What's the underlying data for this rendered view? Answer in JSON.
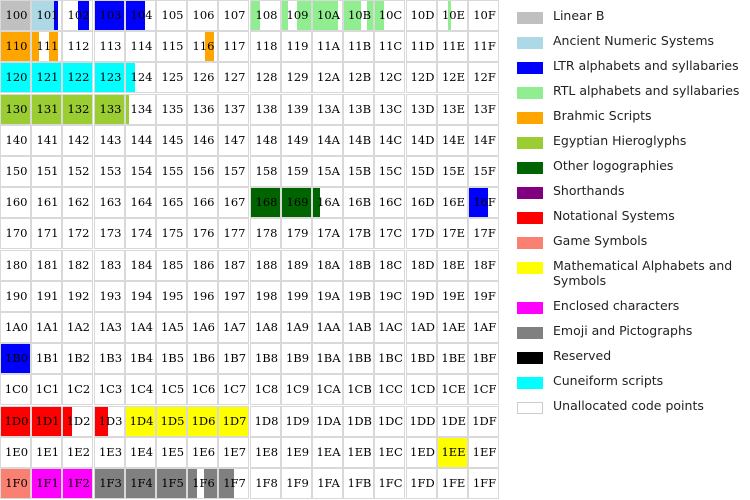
{
  "chart_data": {
    "type": "heatmap",
    "title": "",
    "rows": [
      "10",
      "11",
      "12",
      "13",
      "14",
      "15",
      "16",
      "17",
      "18",
      "19",
      "1A",
      "1B",
      "1C",
      "1D",
      "1E",
      "1F"
    ],
    "columns": [
      "0",
      "1",
      "2",
      "3",
      "4",
      "5",
      "6",
      "7",
      "8",
      "9",
      "A",
      "B",
      "C",
      "D",
      "E",
      "F"
    ],
    "default_category": "Unallocated code points",
    "categories": [
      {
        "name": "Linear B",
        "color": "#c0c0c0"
      },
      {
        "name": "Ancient Numeric Systems",
        "color": "#add8e6"
      },
      {
        "name": "LTR alphabets and syllabaries",
        "color": "#0000ff"
      },
      {
        "name": "RTL alphabets and syllabaries",
        "color": "#90ee90"
      },
      {
        "name": "Brahmic Scripts",
        "color": "#ffa500"
      },
      {
        "name": "Egyptian Hieroglyphs",
        "color": "#9acd32"
      },
      {
        "name": "Other logographies",
        "color": "#006400"
      },
      {
        "name": "Shorthands",
        "color": "#800080"
      },
      {
        "name": "Notational Systems",
        "color": "#ff0000"
      },
      {
        "name": "Game Symbols",
        "color": "#fa8072"
      },
      {
        "name": "Mathematical Alphabets and Symbols",
        "color": "#ffff00"
      },
      {
        "name": "Enclosed characters",
        "color": "#ff00ff"
      },
      {
        "name": "Emoji and Pictographs",
        "color": "#808080"
      },
      {
        "name": "Reserved",
        "color": "#000000"
      },
      {
        "name": "Cuneiform scripts",
        "color": "#00ffff"
      },
      {
        "name": "Unallocated code points",
        "color": "#ffffff"
      }
    ],
    "allocations": [
      {
        "cell": "100",
        "segments": [
          [
            0,
            1,
            "Linear B"
          ]
        ]
      },
      {
        "cell": "101",
        "segments": [
          [
            0,
            0.75,
            "Ancient Numeric Systems"
          ],
          [
            0.75,
            0.9,
            "LTR alphabets and syllabaries"
          ]
        ]
      },
      {
        "cell": "102",
        "segments": [
          [
            0.5,
            0.9,
            "LTR alphabets and syllabaries"
          ]
        ]
      },
      {
        "cell": "103",
        "segments": [
          [
            0,
            1,
            "LTR alphabets and syllabaries"
          ]
        ]
      },
      {
        "cell": "104",
        "segments": [
          [
            0,
            0.65,
            "LTR alphabets and syllabaries"
          ]
        ]
      },
      {
        "cell": "108",
        "segments": [
          [
            0,
            0.3,
            "RTL alphabets and syllabaries"
          ]
        ]
      },
      {
        "cell": "109",
        "segments": [
          [
            0,
            0.2,
            "RTL alphabets and syllabaries"
          ],
          [
            0.5,
            1,
            "RTL alphabets and syllabaries"
          ]
        ]
      },
      {
        "cell": "10A",
        "segments": [
          [
            0,
            0.85,
            "RTL alphabets and syllabaries"
          ]
        ]
      },
      {
        "cell": "10B",
        "segments": [
          [
            0,
            0.6,
            "RTL alphabets and syllabaries"
          ],
          [
            0.8,
            1,
            "RTL alphabets and syllabaries"
          ]
        ]
      },
      {
        "cell": "10C",
        "segments": [
          [
            0,
            0.3,
            "RTL alphabets and syllabaries"
          ]
        ]
      },
      {
        "cell": "10E",
        "segments": [
          [
            0.35,
            0.45,
            "RTL alphabets and syllabaries"
          ]
        ]
      },
      {
        "cell": "110",
        "segments": [
          [
            0,
            1,
            "Brahmic Scripts"
          ]
        ]
      },
      {
        "cell": "111",
        "segments": [
          [
            0,
            0.25,
            "Brahmic Scripts"
          ],
          [
            0.6,
            0.9,
            "Brahmic Scripts"
          ]
        ]
      },
      {
        "cell": "116",
        "segments": [
          [
            0.6,
            0.9,
            "Brahmic Scripts"
          ]
        ]
      },
      {
        "cell": "120",
        "segments": [
          [
            0,
            1,
            "Cuneiform scripts"
          ]
        ]
      },
      {
        "cell": "121",
        "segments": [
          [
            0,
            1,
            "Cuneiform scripts"
          ]
        ]
      },
      {
        "cell": "122",
        "segments": [
          [
            0,
            1,
            "Cuneiform scripts"
          ]
        ]
      },
      {
        "cell": "123",
        "segments": [
          [
            0,
            1,
            "Cuneiform scripts"
          ]
        ]
      },
      {
        "cell": "124",
        "segments": [
          [
            0,
            0.3,
            "Cuneiform scripts"
          ]
        ]
      },
      {
        "cell": "130",
        "segments": [
          [
            0,
            1,
            "Egyptian Hieroglyphs"
          ]
        ]
      },
      {
        "cell": "131",
        "segments": [
          [
            0,
            1,
            "Egyptian Hieroglyphs"
          ]
        ]
      },
      {
        "cell": "132",
        "segments": [
          [
            0,
            1,
            "Egyptian Hieroglyphs"
          ]
        ]
      },
      {
        "cell": "133",
        "segments": [
          [
            0,
            1,
            "Egyptian Hieroglyphs"
          ]
        ]
      },
      {
        "cell": "134",
        "segments": [
          [
            0,
            0.1,
            "Egyptian Hieroglyphs"
          ]
        ]
      },
      {
        "cell": "168",
        "segments": [
          [
            0,
            1,
            "Other logographies"
          ]
        ]
      },
      {
        "cell": "169",
        "segments": [
          [
            0,
            1,
            "Other logographies"
          ]
        ]
      },
      {
        "cell": "16A",
        "segments": [
          [
            0,
            0.25,
            "Other logographies"
          ]
        ]
      },
      {
        "cell": "16F",
        "segments": [
          [
            0,
            0.65,
            "LTR alphabets and syllabaries"
          ]
        ]
      },
      {
        "cell": "1B0",
        "segments": [
          [
            0,
            1,
            "LTR alphabets and syllabaries"
          ]
        ]
      },
      {
        "cell": "1D0",
        "segments": [
          [
            0,
            1,
            "Notational Systems"
          ]
        ]
      },
      {
        "cell": "1D1",
        "segments": [
          [
            0,
            1,
            "Notational Systems"
          ]
        ]
      },
      {
        "cell": "1D2",
        "segments": [
          [
            0,
            0.3,
            "Notational Systems"
          ]
        ]
      },
      {
        "cell": "1D3",
        "segments": [
          [
            0,
            0.45,
            "Notational Systems"
          ]
        ]
      },
      {
        "cell": "1D4",
        "segments": [
          [
            0,
            1,
            "Mathematical Alphabets and Symbols"
          ]
        ]
      },
      {
        "cell": "1D5",
        "segments": [
          [
            0,
            1,
            "Mathematical Alphabets and Symbols"
          ]
        ]
      },
      {
        "cell": "1D6",
        "segments": [
          [
            0,
            1,
            "Mathematical Alphabets and Symbols"
          ]
        ]
      },
      {
        "cell": "1D7",
        "segments": [
          [
            0,
            1,
            "Mathematical Alphabets and Symbols"
          ]
        ]
      },
      {
        "cell": "1EE",
        "segments": [
          [
            0,
            1,
            "Mathematical Alphabets and Symbols"
          ]
        ]
      },
      {
        "cell": "1F0",
        "segments": [
          [
            0,
            1,
            "Game Symbols"
          ]
        ]
      },
      {
        "cell": "1F1",
        "segments": [
          [
            0,
            1,
            "Enclosed characters"
          ]
        ]
      },
      {
        "cell": "1F2",
        "segments": [
          [
            0,
            1,
            "Enclosed characters"
          ]
        ]
      },
      {
        "cell": "1F3",
        "segments": [
          [
            0,
            1,
            "Emoji and Pictographs"
          ]
        ]
      },
      {
        "cell": "1F4",
        "segments": [
          [
            0,
            1,
            "Emoji and Pictographs"
          ]
        ]
      },
      {
        "cell": "1F5",
        "segments": [
          [
            0,
            1,
            "Emoji and Pictographs"
          ]
        ]
      },
      {
        "cell": "1F6",
        "segments": [
          [
            0,
            0.3,
            "Emoji and Pictographs"
          ],
          [
            0.55,
            1,
            "Emoji and Pictographs"
          ]
        ]
      },
      {
        "cell": "1F7",
        "segments": [
          [
            0,
            0.5,
            "Emoji and Pictographs"
          ]
        ]
      }
    ]
  }
}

# # # # #

» **Your task**
Tally the lines of the records holding the word "Numeric", then give only the resulting number.

» **Exercise result**
2